[Dataset entries]
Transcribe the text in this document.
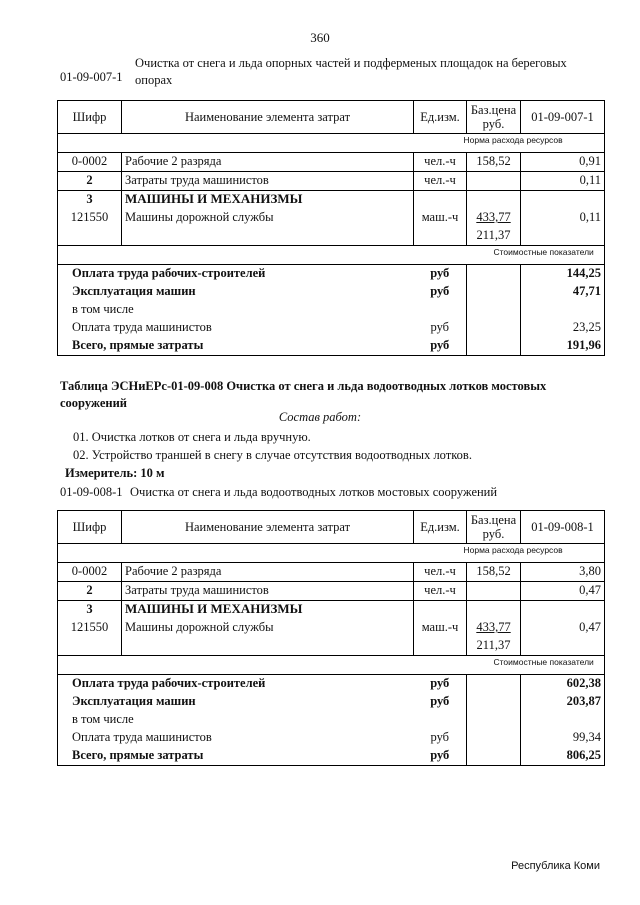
360
01-09-007-1
Очистка от снега и льда опорных частей и подферменых площадок на береговых опорах
Шифр	Наименование элемента затрат	Ед.изм.	Баз.цена руб.	01-09-007-1
				Норма расхода ресурсов
0-0002	Рабочие 2 разряда	чел.-ч	158,52	0,91
2	Затраты труда машинистов	чел.-ч		0,11
3	МАШИНЫ И МЕХАНИЗМЫ			
121550	Машины дорожной службы	маш.-ч	433,77	0,11
			211,37	
				Стоимостные показатели
Оплата труда рабочих-строителей		руб		144,25
Эксплуатация машин		руб		47,71
в том числе				
Оплата труда машинистов		руб		23,25
Всего, прямые затраты		руб		191,96
Таблица ЭСНиЕРс-01-09-008 Очистка от снега и льда водоотводных лотков мостовых сооружений
Состав работ:
01. Очистка лотков от снега и льда вручную.
02. Устройство траншей в снегу в случае отсутствия водоотводных лотков.
Измеритель: 10 м
01-09-008-1 Очистка от снега и льда водоотводных лотков мостовых сооружений
Шифр	Наименование элемента затрат	Ед.изм.	Баз.цена руб.	01-09-008-1
				Норма расхода ресурсов
0-0002	Рабочие 2 разряда	чел.-ч	158,52	3,80
2	Затраты труда машинистов	чел.-ч		0,47
3	МАШИНЫ И МЕХАНИЗМЫ			
121550	Машины дорожной службы	маш.-ч	433,77	0,47
			211,37	
				Стоимостные показатели
Оплата труда рабочих-строителей		руб		602,38
Эксплуатация машин		руб		203,87
в том числе				
Оплата труда машинистов		руб		99,34
Всего, прямые затраты		руб		806,25
Республика Коми
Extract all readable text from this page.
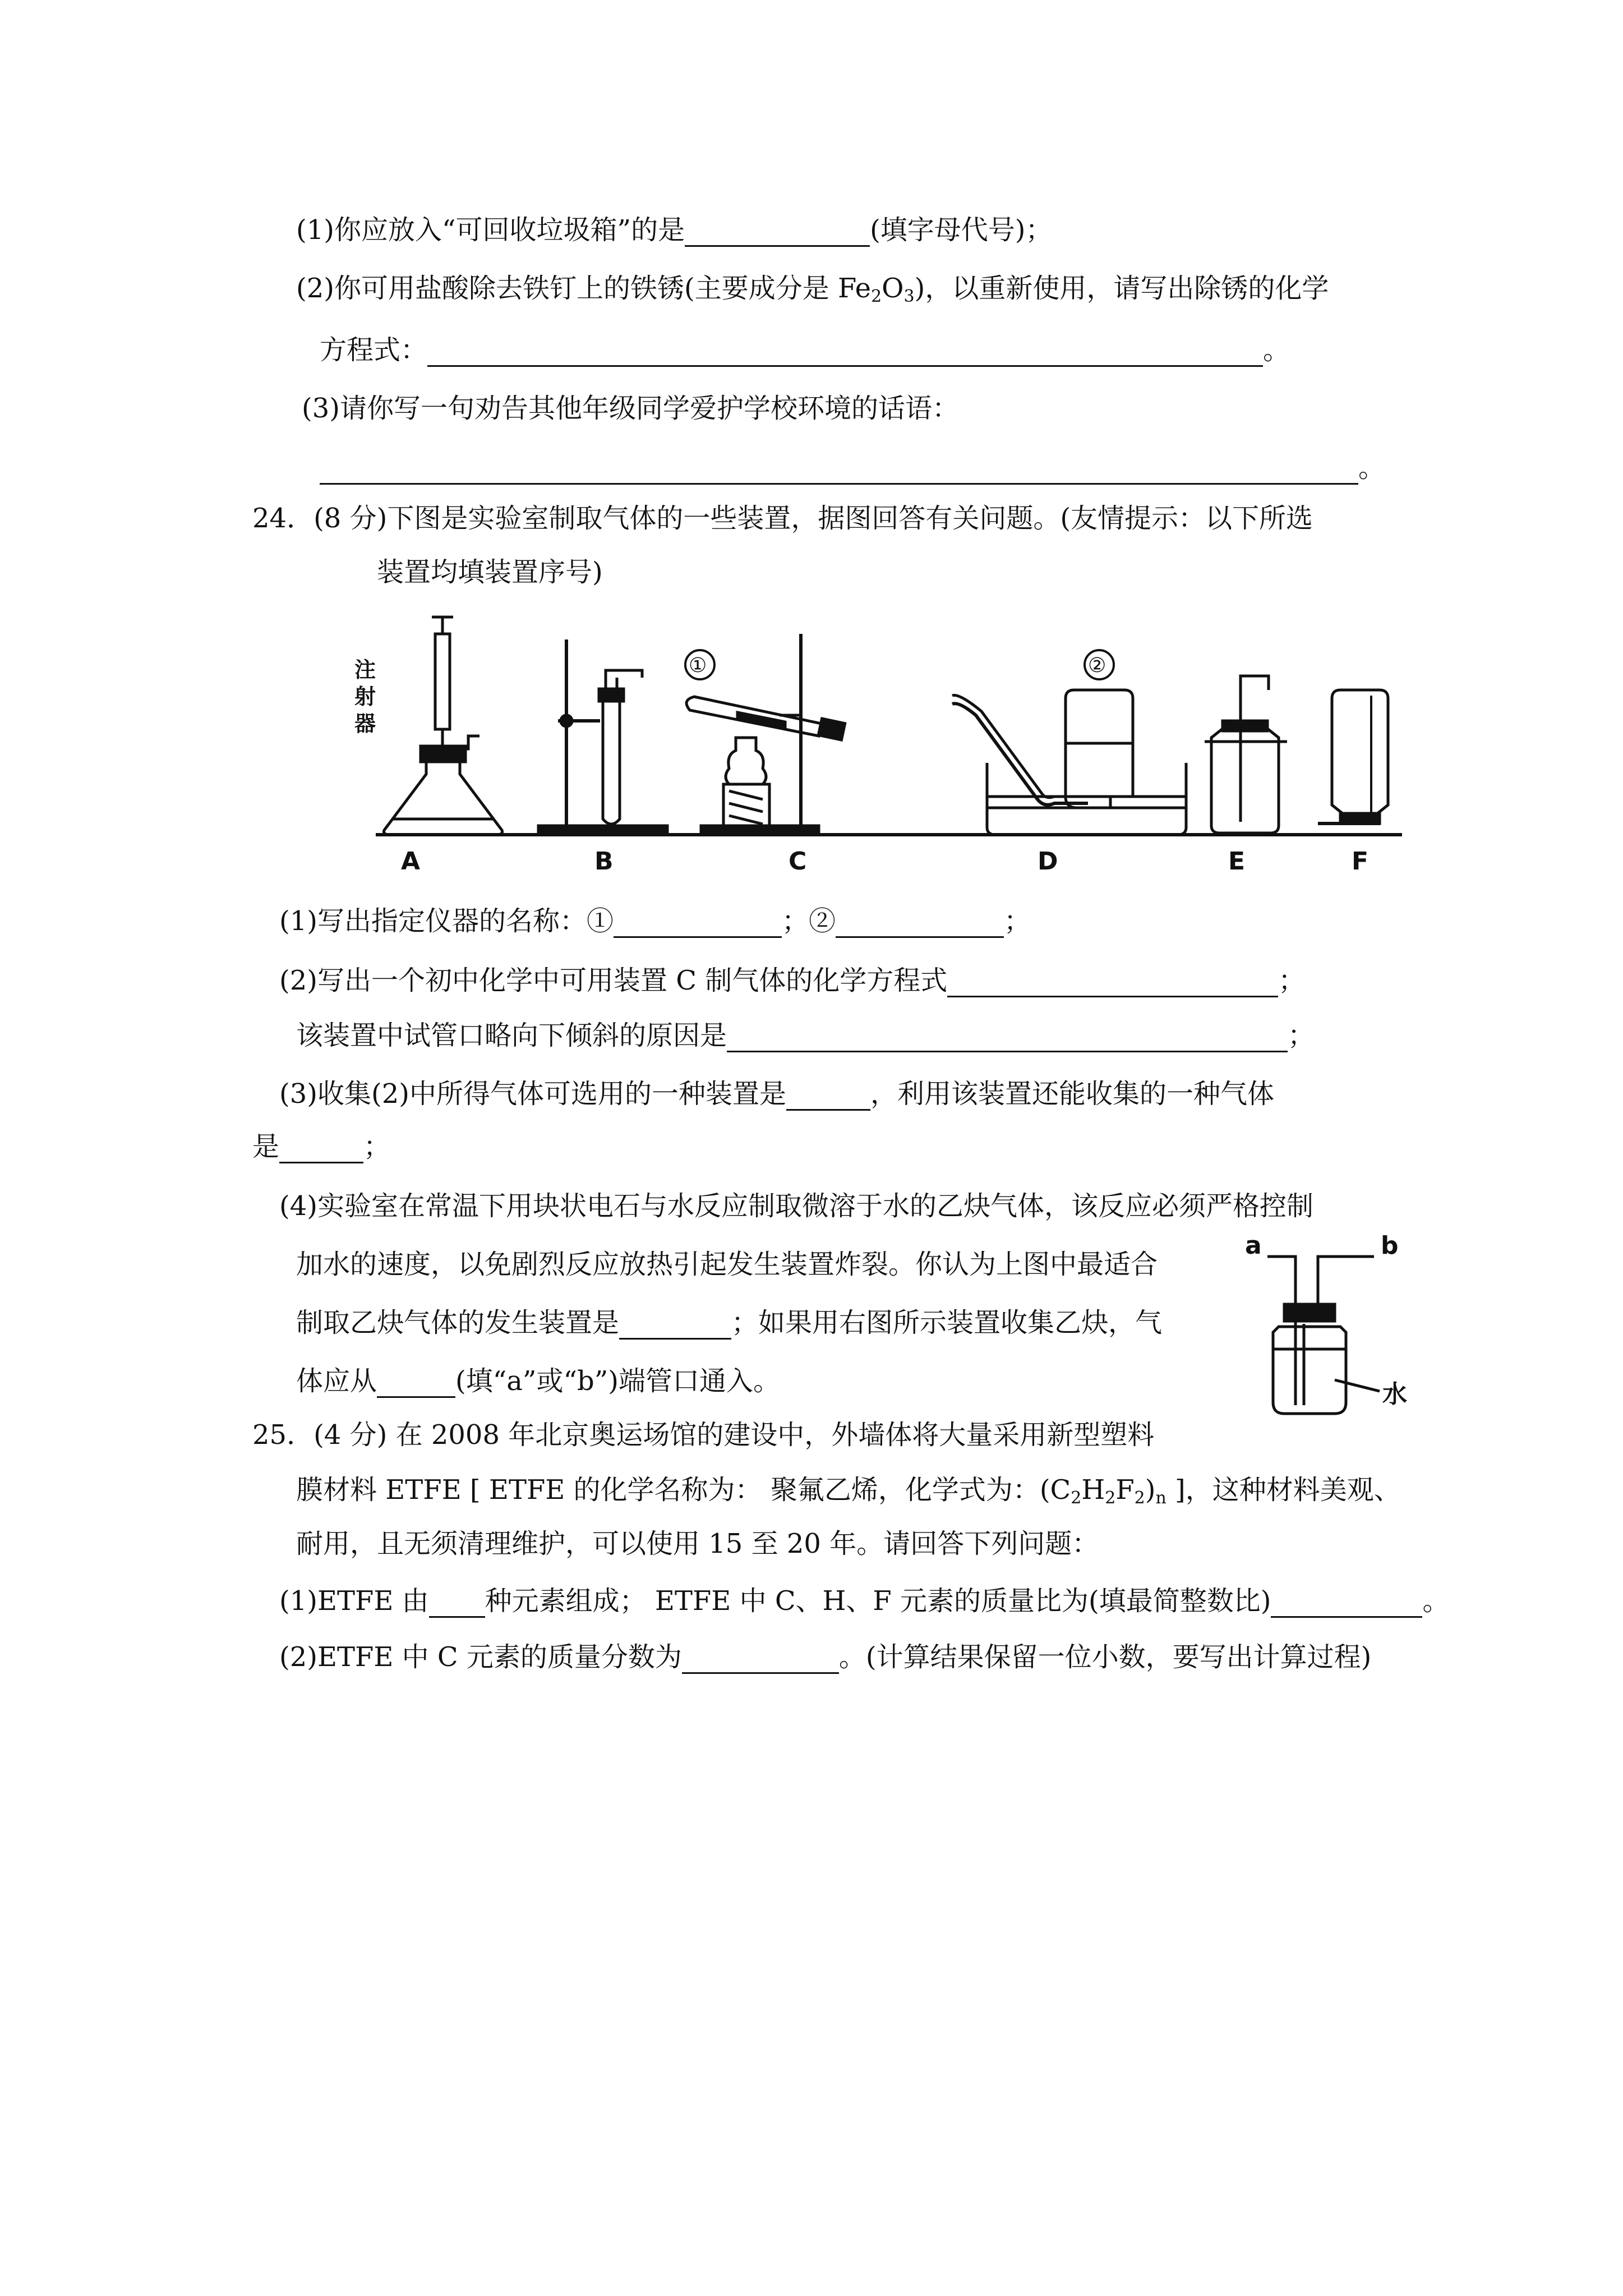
(1)你应放入“可回收垃圾箱”的是	(填字母代号)；
(2)你可用盐酸除去铁钉上的铁锈(主要成分是 $Fe_2O_3$)，以重新使用，请写出除锈的化学
方程式：	。
(3)请你写一句劝告其他年级同学爱护学校环境的话语：
。
24．(8 分)下图是实验室制取气体的一些装置，据图回答有关问题。(友情提示：以下所选
装置均填装置序号)
①	②
A	B	C	D	E	F
注射器
(1)写出指定仪器的名称：①	；②	；
(2)写出一个初中化学中可用装置 C 制气体的化学方程式	；
该装置中试管口略向下倾斜的原因是	；
(3)收集(2)中所得气体可选用的一种装置是	，利用该装置还能收集的一种气体
是	；
(4)实验室在常温下用块状电石与水反应制取微溶于水的乙炔气体，该反应必须严格控制
加水的速度，以免剧烈反应放热引起发生装置炸裂。你认为上图中最适合
制取乙炔气体的发生装置是	；如果用右图所示装置收集乙炔，气
体应从	(填“a”或“b”)端管口通入。
a	b
水
25．(4 分) 在 2008 年北京奥运场馆的建设中，外墙体将大量采用新型塑料
膜材料 ETFE [ ETFE 的化学名称为： 聚氟乙烯，化学式为：$(C_2H_2F_2)_n$ ]，这种材料美观、
耐用，且无须清理维护，可以使用 15 至 20 年。请回答下列问题：
(1)ETFE 由 种元素组成； ETFE 中 C、H、F 元素的质量比为(填最简整数比)	。
(2)ETFE 中 C 元素的质量分数为	。(计算结果保留一位小数，要写出计算过程)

Instructions for the task = Give every record back exactly as it reads, with no images.

Response =
Transcribe the text in this document.
360
01-09-007-1
Очистка от снега и льда опорных частей и подферменых площадок на береговых опорах
Шифр	Наименование элемента затрат	Ед.изм.	Баз.цена руб.	01-09-007-1
				Норма расхода ресурсов
0-0002	Рабочие 2 разряда	чел.-ч	158,52	0,91
2	Затраты труда машинистов	чел.-ч		0,11
3	МАШИНЫ И МЕХАНИЗМЫ			
121550	Машины дорожной службы	маш.-ч	433,77	0,11
			211,37	
				Стоимостные показатели
Оплата труда рабочих-строителей		руб		144,25
Эксплуатация машин		руб		47,71
в том числе				
Оплата труда машинистов		руб		23,25
Всего, прямые затраты		руб		191,96
Таблица ЭСНиЕРс-01-09-008 Очистка от снега и льда водоотводных лотков мостовых сооружений
Состав работ:
01. Очистка лотков от снега и льда вручную.
02. Устройство траншей в снегу в случае отсутствия водоотводных лотков.
Измеритель: 10 м
01-09-008-1 Очистка от снега и льда водоотводных лотков мостовых сооружений
Шифр	Наименование элемента затрат	Ед.изм.	Баз.цена руб.	01-09-008-1
				Норма расхода ресурсов
0-0002	Рабочие 2 разряда	чел.-ч	158,52	3,80
2	Затраты труда машинистов	чел.-ч		0,47
3	МАШИНЫ И МЕХАНИЗМЫ			
121550	Машины дорожной службы	маш.-ч	433,77	0,47
			211,37	
				Стоимостные показатели
Оплата труда рабочих-строителей		руб		602,38
Эксплуатация машин		руб		203,87
в том числе				
Оплата труда машинистов		руб		99,34
Всего, прямые затраты		руб		806,25
Республика Коми
Extract all readable text from this page.
(1)你应放入“可回收垃圾箱”的是	(填字母代号)；
(2)你可用盐酸除去铁钉上的铁锈(主要成分是 $Fe_2O_3$)，以重新使用，请写出除锈的化学
方程式：	。
(3)请你写一句劝告其他年级同学爱护学校环境的话语：
。
24．(8 分)下图是实验室制取气体的一些装置，据图回答有关问题。(友情提示：以下所选
装置均填装置序号)
①	②
A	B	C	D	E	F
注射器
(1)写出指定仪器的名称：①	；②	；
(2)写出一个初中化学中可用装置 C 制气体的化学方程式	；
该装置中试管口略向下倾斜的原因是	；
(3)收集(2)中所得气体可选用的一种装置是	，利用该装置还能收集的一种气体
是	；
(4)实验室在常温下用块状电石与水反应制取微溶于水的乙炔气体，该反应必须严格控制
加水的速度，以免剧烈反应放热引起发生装置炸裂。你认为上图中最适合
制取乙炔气体的发生装置是	；如果用右图所示装置收集乙炔，气
体应从	(填“a”或“b”)端管口通入。
a	b
水
25．(4 分) 在 2008 年北京奥运场馆的建设中，外墙体将大量采用新型塑料
膜材料 ETFE [ ETFE 的化学名称为： 聚氟乙烯，化学式为：$(C_2H_2F_2)_n$ ]，这种材料美观、
耐用，且无须清理维护，可以使用 15 至 20 年。请回答下列问题：
(1)ETFE 由 种元素组成； ETFE 中 C、H、F 元素的质量比为(填最简整数比)	。
(2)ETFE 中 C 元素的质量分数为	。(计算结果保留一位小数，要写出计算过程)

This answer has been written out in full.